[start DATA TO PROCESS]
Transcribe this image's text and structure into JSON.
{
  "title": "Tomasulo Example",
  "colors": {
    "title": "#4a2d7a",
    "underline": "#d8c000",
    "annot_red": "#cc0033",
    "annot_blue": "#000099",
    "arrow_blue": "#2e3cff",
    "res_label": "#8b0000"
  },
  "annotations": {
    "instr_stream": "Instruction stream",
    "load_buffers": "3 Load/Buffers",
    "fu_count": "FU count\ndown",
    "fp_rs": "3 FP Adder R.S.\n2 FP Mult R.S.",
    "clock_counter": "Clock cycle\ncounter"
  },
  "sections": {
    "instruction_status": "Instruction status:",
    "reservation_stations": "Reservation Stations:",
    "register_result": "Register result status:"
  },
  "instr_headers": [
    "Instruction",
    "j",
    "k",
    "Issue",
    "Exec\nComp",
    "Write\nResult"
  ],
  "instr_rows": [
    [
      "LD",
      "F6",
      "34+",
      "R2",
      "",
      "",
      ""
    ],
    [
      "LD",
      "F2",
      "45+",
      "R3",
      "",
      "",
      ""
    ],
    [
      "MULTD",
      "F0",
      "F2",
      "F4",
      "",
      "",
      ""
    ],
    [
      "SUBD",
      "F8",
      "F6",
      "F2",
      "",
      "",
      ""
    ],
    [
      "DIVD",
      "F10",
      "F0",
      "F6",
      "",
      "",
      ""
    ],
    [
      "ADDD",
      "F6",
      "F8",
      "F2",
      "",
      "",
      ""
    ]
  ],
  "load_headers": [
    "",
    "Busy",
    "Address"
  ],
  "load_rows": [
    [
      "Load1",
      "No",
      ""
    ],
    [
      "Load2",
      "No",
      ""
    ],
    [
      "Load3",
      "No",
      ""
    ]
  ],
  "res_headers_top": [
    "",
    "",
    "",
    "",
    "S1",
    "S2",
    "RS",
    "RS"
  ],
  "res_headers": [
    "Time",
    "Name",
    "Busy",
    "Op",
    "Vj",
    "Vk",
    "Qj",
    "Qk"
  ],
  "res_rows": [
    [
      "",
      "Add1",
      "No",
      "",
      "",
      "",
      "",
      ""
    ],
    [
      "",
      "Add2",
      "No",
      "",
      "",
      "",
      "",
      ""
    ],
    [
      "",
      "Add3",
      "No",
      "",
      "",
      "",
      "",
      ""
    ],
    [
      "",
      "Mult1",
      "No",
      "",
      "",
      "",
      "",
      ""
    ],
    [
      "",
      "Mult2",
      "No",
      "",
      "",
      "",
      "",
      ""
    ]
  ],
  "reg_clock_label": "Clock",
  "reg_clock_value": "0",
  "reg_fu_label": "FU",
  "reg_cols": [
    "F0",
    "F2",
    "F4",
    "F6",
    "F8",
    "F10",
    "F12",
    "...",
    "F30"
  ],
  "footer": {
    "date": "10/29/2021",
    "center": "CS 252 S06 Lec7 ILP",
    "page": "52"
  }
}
[end DATA TO PROCESS]
> **EXERCISE AIM**
Retype the entries one by one, exactly.

> **WRITTEN RESPONSE**
Transcribe this image's text and structure into JSON.
{
  "title": "Tomasulo Example",
  "colors": {
    "title": "#4a2d7a",
    "underline": "#d8c000",
    "annot_red": "#cc0033",
    "annot_blue": "#000099",
    "arrow_blue": "#2e3cff",
    "res_label": "#8b0000"
  },
  "annotations": {
    "instr_stream": "Instruction stream",
    "load_buffers": "3 Load/Buffers",
    "fu_count": "FU count\ndown",
    "fp_rs": "3 FP Adder R.S.\n2 FP Mult R.S.",
    "clock_counter": "Clock cycle\ncounter"
  },
  "sections": {
    "instruction_status": "Instruction status:",
    "reservation_stations": "Reservation Stations:",
    "register_result": "Register result status:"
  },
  "instr_headers": [
    "Instruction",
    "j",
    "k",
    "Issue",
    "Exec\nComp",
    "Write\nResult"
  ],
  "instr_rows": [
    [
      "LD",
      "F6",
      "34+",
      "R2",
      "",
      "",
      ""
    ],
    [
      "LD",
      "F2",
      "45+",
      "R3",
      "",
      "",
      ""
    ],
    [
      "MULTD",
      "F0",
      "F2",
      "F4",
      "",
      "",
      ""
    ],
    [
      "SUBD",
      "F8",
      "F6",
      "F2",
      "",
      "",
      ""
    ],
    [
      "DIVD",
      "F10",
      "F0",
      "F6",
      "",
      "",
      ""
    ],
    [
      "ADDD",
      "F6",
      "F8",
      "F2",
      "",
      "",
      ""
    ]
  ],
  "load_headers": [
    "",
    "Busy",
    "Address"
  ],
  "load_rows": [
    [
      "Load1",
      "No",
      ""
    ],
    [
      "Load2",
      "No",
      ""
    ],
    [
      "Load3",
      "No",
      ""
    ]
  ],
  "res_headers_top": [
    "",
    "",
    "",
    "",
    "S1",
    "S2",
    "RS",
    "RS"
  ],
  "res_headers": [
    "Time",
    "Name",
    "Busy",
    "Op",
    "Vj",
    "Vk",
    "Qj",
    "Qk"
  ],
  "res_rows": [
    [
      "",
      "Add1",
      "No",
      "",
      "",
      "",
      "",
      ""
    ],
    [
      "",
      "Add2",
      "No",
      "",
      "",
      "",
      "",
      ""
    ],
    [
      "",
      "Add3",
      "No",
      "",
      "",
      "",
      "",
      ""
    ],
    [
      "",
      "Mult1",
      "No",
      "",
      "",
      "",
      "",
      ""
    ],
    [
      "",
      "Mult2",
      "No",
      "",
      "",
      "",
      "",
      ""
    ]
  ],
  "reg_clock_label": "Clock",
  "reg_clock_value": "0",
  "reg_fu_label": "FU",
  "reg_cols": [
    "F0",
    "F2",
    "F4",
    "F6",
    "F8",
    "F10",
    "F12",
    "...",
    "F30"
  ],
  "footer": {
    "date": "10/29/2021",
    "center": "CS 252 S06 Lec7 ILP",
    "page": "52"
  }
}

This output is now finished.